= TASK INSTRUCTIONS =
Go through the entries below and copy each line containing the word "ZENER".

——

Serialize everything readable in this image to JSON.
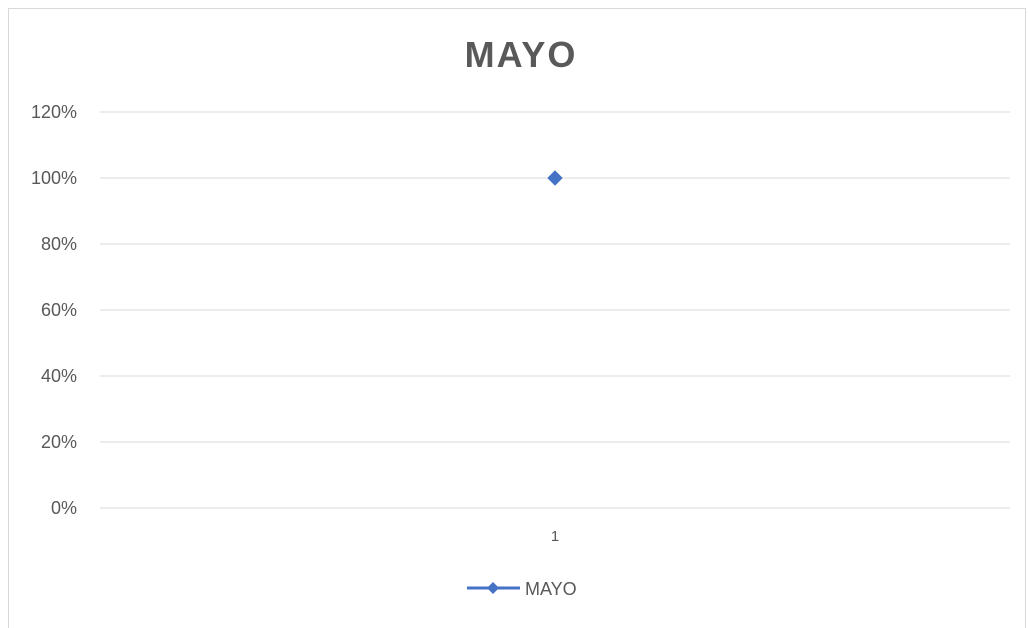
{
  "chart_data": {
    "type": "line",
    "title": "MAYO",
    "xlabel": "",
    "ylabel": "",
    "categories": [
      "1"
    ],
    "series": [
      {
        "name": "MAYO",
        "values": [
          1.0
        ],
        "color": "#4472c4",
        "marker": "diamond"
      }
    ],
    "ylim": [
      0,
      1.2
    ],
    "yticks": [
      0,
      0.2,
      0.4,
      0.6,
      0.8,
      1.0,
      1.2
    ],
    "ytick_labels": [
      "0%",
      "20%",
      "40%",
      "60%",
      "80%",
      "100%",
      "120%"
    ],
    "grid": true,
    "legend_position": "bottom",
    "gridline_color": "#d9d9d9",
    "text_color": "#595959"
  }
}
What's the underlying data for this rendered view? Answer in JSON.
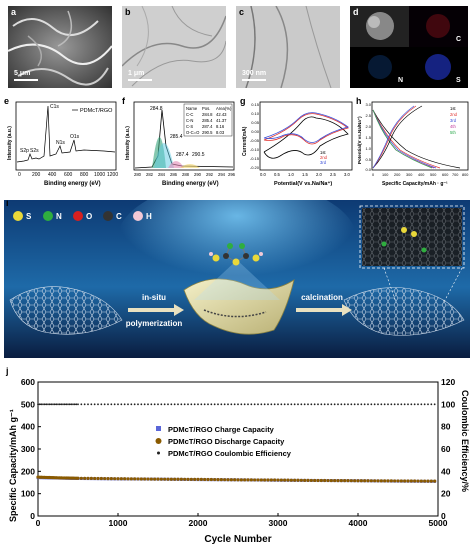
{
  "panels": {
    "a": {
      "label": "a",
      "scale": "5 μm"
    },
    "b": {
      "label": "b",
      "scale": "1 μm"
    },
    "c": {
      "label": "c",
      "scale": "300 nm"
    },
    "d": {
      "label": "d",
      "maps": [
        "C",
        "N",
        "S"
      ]
    },
    "e": {
      "label": "e",
      "legend": "PDMcT/RGO",
      "xlabel": "Binding energy (eV)",
      "ylabel": "Intensity (a.u.)",
      "peaks": [
        "C1s",
        "N1s",
        "O1s",
        "S2p",
        "S2s"
      ],
      "xticks": [
        "0",
        "200",
        "400",
        "600",
        "800",
        "1000",
        "1200"
      ]
    },
    "f": {
      "label": "f",
      "xlabel": "Binding energy (eV)",
      "ylabel": "Intensity (a.u.)",
      "xticks": [
        "280",
        "282",
        "284",
        "286",
        "288",
        "290",
        "292",
        "294",
        "296"
      ],
      "peak_labels": [
        "284.8",
        "285.4",
        "287.4",
        "290.5"
      ],
      "table": {
        "headers": [
          "Name",
          "Pos.",
          "Area(%)"
        ],
        "rows": [
          [
            "C-C",
            "284.8",
            "42.43"
          ],
          [
            "C-N",
            "285.4",
            "41.37"
          ],
          [
            "C-S",
            "287.4",
            "8.16"
          ],
          [
            "O-C=O",
            "290.5",
            "8.03"
          ]
        ]
      }
    },
    "g": {
      "label": "g",
      "xlabel": "Potential(V vs.Na/Na⁺)",
      "ylabel": "Current(mA)",
      "legend": [
        "1st",
        "2nd",
        "3rd"
      ],
      "xticks": [
        "0.0",
        "0.5",
        "1.0",
        "1.5",
        "2.0",
        "2.5",
        "3.0"
      ],
      "yticks": [
        "0.15",
        "0.10",
        "0.05",
        "0.00",
        "-0.05",
        "-0.10",
        "-0.15",
        "-0.20"
      ]
    },
    "h": {
      "label": "h",
      "xlabel": "Specific Capacity/mAh · g⁻¹",
      "ylabel": "Potential(V vs.Na/Na⁺)",
      "legend": [
        "1st",
        "2nd",
        "3rd",
        "4th",
        "5th"
      ],
      "xticks": [
        "0",
        "100",
        "200",
        "300",
        "400",
        "500",
        "600",
        "700",
        "800"
      ],
      "yticks": [
        "3.0",
        "2.5",
        "2.0",
        "1.5",
        "1.0",
        "0.5",
        "0.0"
      ]
    },
    "i": {
      "label": "i",
      "legend": [
        {
          "sym": "S",
          "color": "#e9d83a"
        },
        {
          "sym": "N",
          "color": "#2fae3f"
        },
        {
          "sym": "O",
          "color": "#d62020"
        },
        {
          "sym": "C",
          "color": "#333333"
        },
        {
          "sym": "H",
          "color": "#f2c9d6"
        }
      ],
      "step1": "in-situ",
      "step1b": "polymerization",
      "step2": "calcination"
    }
  },
  "chart_data": {
    "type": "scatter",
    "label": "j",
    "xlabel": "Cycle Number",
    "ylabel": "Specific Capacity/mAh g⁻¹",
    "ylabel2": "Coulombic Efficiency/%",
    "xlim": [
      0,
      5000
    ],
    "ylim": [
      0,
      600
    ],
    "ylim2": [
      0,
      120
    ],
    "xticks": [
      "0",
      "1000",
      "2000",
      "3000",
      "4000",
      "5000"
    ],
    "yticks": [
      "0",
      "100",
      "200",
      "300",
      "400",
      "500",
      "600"
    ],
    "yticks2": [
      "0",
      "20",
      "40",
      "60",
      "80",
      "100",
      "120"
    ],
    "series": [
      {
        "name": "PDMcT/RGO Charge Capacity",
        "color": "#5a66d8",
        "x": [
          0,
          250,
          500,
          1000,
          1500,
          2000,
          2500,
          3000,
          3500,
          4000,
          4500,
          5000
        ],
        "values": [
          172,
          170,
          168,
          166,
          165,
          163,
          162,
          160,
          159,
          158,
          156,
          155
        ]
      },
      {
        "name": "PDMcT/RGO Discharge Capacity",
        "color": "#8a5a00",
        "x": [
          0,
          250,
          500,
          1000,
          1500,
          2000,
          2500,
          3000,
          3500,
          4000,
          4500,
          5000
        ],
        "values": [
          174,
          171,
          169,
          167,
          165,
          164,
          162,
          161,
          159,
          158,
          157,
          156
        ]
      },
      {
        "name": "PDMcT/RGO Coulombic Efficiency",
        "color": "#222222",
        "x": [
          0,
          250,
          500,
          1000,
          1500,
          2000,
          2500,
          3000,
          3500,
          4000,
          4500,
          5000
        ],
        "values": [
          100,
          100,
          100,
          100,
          100,
          100,
          100,
          100,
          100,
          100,
          100,
          100
        ]
      }
    ]
  }
}
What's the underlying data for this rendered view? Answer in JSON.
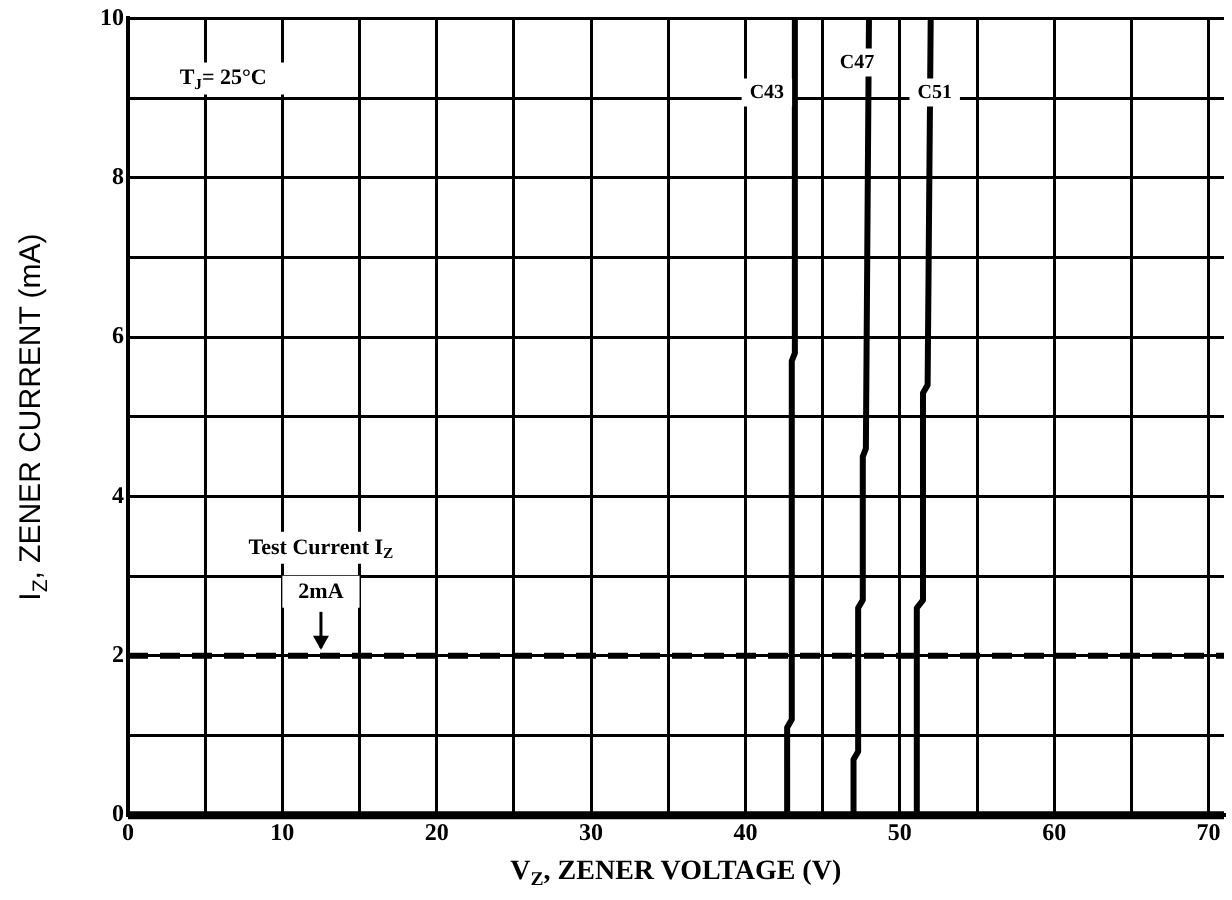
{
  "chart_data": {
    "type": "line",
    "xlabel": "V$_{Z}$, ZENER VOLTAGE (V)",
    "ylabel": "I$_{Z}$, ZENER CURRENT (mA)",
    "xlim": [
      0,
      71
    ],
    "xticks": [
      0,
      {
        "value": 5,
        "label": null
      },
      10,
      {
        "value": 15,
        "label": null
      },
      20,
      {
        "value": 25,
        "label": null
      },
      30,
      {
        "value": 35,
        "label": null
      },
      40,
      {
        "value": 45,
        "label": null
      },
      50,
      {
        "value": 55,
        "label": null
      },
      60,
      {
        "value": 65,
        "label": null
      },
      70
    ],
    "ylim": [
      0,
      10
    ],
    "yticks": [
      0,
      {
        "value": 1,
        "label": null
      },
      2,
      {
        "value": 3,
        "label": null
      },
      4,
      {
        "value": 5,
        "label": null
      },
      6,
      {
        "value": 7,
        "label": null
      },
      8,
      {
        "value": 9,
        "label": null
      },
      10
    ],
    "grid": true,
    "legend": false,
    "marker": "none",
    "line_style": "solid",
    "series": [
      {
        "name": "C43",
        "color": "#000000",
        "x": [
          42.7,
          42.7,
          43.0,
          43.0,
          43.2,
          43.2
        ],
        "values": [
          0,
          1.1,
          1.2,
          5.7,
          5.8,
          10
        ]
      },
      {
        "name": "C47",
        "color": "#000000",
        "x": [
          47.0,
          47.0,
          47.3,
          47.3,
          47.6,
          47.6,
          47.8,
          48.0
        ],
        "values": [
          0,
          0.7,
          0.8,
          2.6,
          2.7,
          4.5,
          4.6,
          10
        ]
      },
      {
        "name": "C51",
        "color": "#000000",
        "x": [
          51.1,
          51.1,
          51.5,
          51.5,
          51.8,
          52.0
        ],
        "values": [
          0,
          2.6,
          2.7,
          5.3,
          5.4,
          10
        ]
      }
    ],
    "ref_lines": [
      {
        "axis": "y",
        "value": 2,
        "color": "#000000",
        "line_style": "dashed"
      }
    ],
    "annotations": [
      "T$_{J}$= 25°C",
      "Test Current I$_{Z}$",
      {
        "text": "2mA",
        "x": 12.5,
        "y": 2
      }
    ]
  }
}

——

= ANSWER =
    "xlabel": "V$_{Z}$, ZENER VOLTAGE (V)",
    "ylabel": "I$_{Z}$, ZENER CURRENT (mA)",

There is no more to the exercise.